YOUR INSTRUCTIONS
Which lines have the string "Single"? Copy all of them from the entries below.

━━ RECORD EXTRACTS ━━

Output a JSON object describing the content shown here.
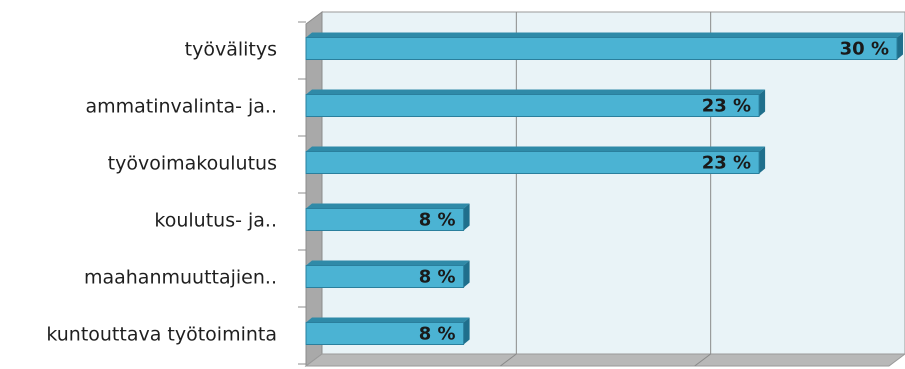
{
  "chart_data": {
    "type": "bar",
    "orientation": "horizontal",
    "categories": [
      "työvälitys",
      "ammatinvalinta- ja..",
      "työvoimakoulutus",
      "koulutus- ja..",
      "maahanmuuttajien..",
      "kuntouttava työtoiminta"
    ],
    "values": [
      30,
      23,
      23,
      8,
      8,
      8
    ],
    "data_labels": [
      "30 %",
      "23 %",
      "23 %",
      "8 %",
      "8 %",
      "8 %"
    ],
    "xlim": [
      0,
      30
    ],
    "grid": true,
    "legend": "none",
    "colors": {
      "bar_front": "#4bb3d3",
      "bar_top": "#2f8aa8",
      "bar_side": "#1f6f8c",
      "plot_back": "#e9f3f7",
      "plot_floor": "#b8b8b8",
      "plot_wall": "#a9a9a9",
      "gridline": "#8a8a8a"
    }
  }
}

━━━
━━ RECORD EXTRACTS ━━

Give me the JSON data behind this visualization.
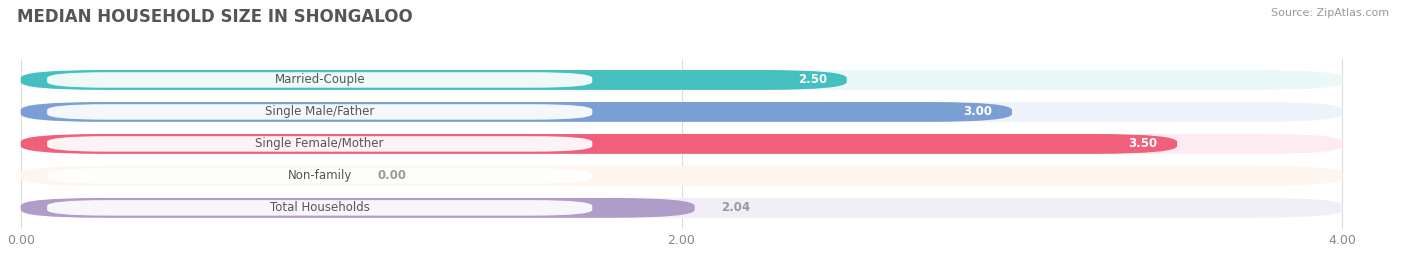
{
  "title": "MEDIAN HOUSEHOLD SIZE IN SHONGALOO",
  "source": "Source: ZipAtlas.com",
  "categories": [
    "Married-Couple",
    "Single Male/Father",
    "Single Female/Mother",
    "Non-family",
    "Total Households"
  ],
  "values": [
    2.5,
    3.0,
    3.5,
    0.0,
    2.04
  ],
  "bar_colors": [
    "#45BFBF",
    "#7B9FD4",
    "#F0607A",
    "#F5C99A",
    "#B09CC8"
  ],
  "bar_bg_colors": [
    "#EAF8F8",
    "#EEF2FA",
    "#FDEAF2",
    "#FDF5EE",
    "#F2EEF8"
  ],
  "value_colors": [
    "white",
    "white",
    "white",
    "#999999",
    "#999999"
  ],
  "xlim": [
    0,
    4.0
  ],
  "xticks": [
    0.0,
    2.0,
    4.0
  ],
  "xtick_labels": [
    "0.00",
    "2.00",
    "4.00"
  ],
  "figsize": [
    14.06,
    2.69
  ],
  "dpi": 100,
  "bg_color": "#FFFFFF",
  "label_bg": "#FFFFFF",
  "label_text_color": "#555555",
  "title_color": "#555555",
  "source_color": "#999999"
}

━━━

CORRECT ANSWER
    "Single Male/Father",
    "Single Female/Mother",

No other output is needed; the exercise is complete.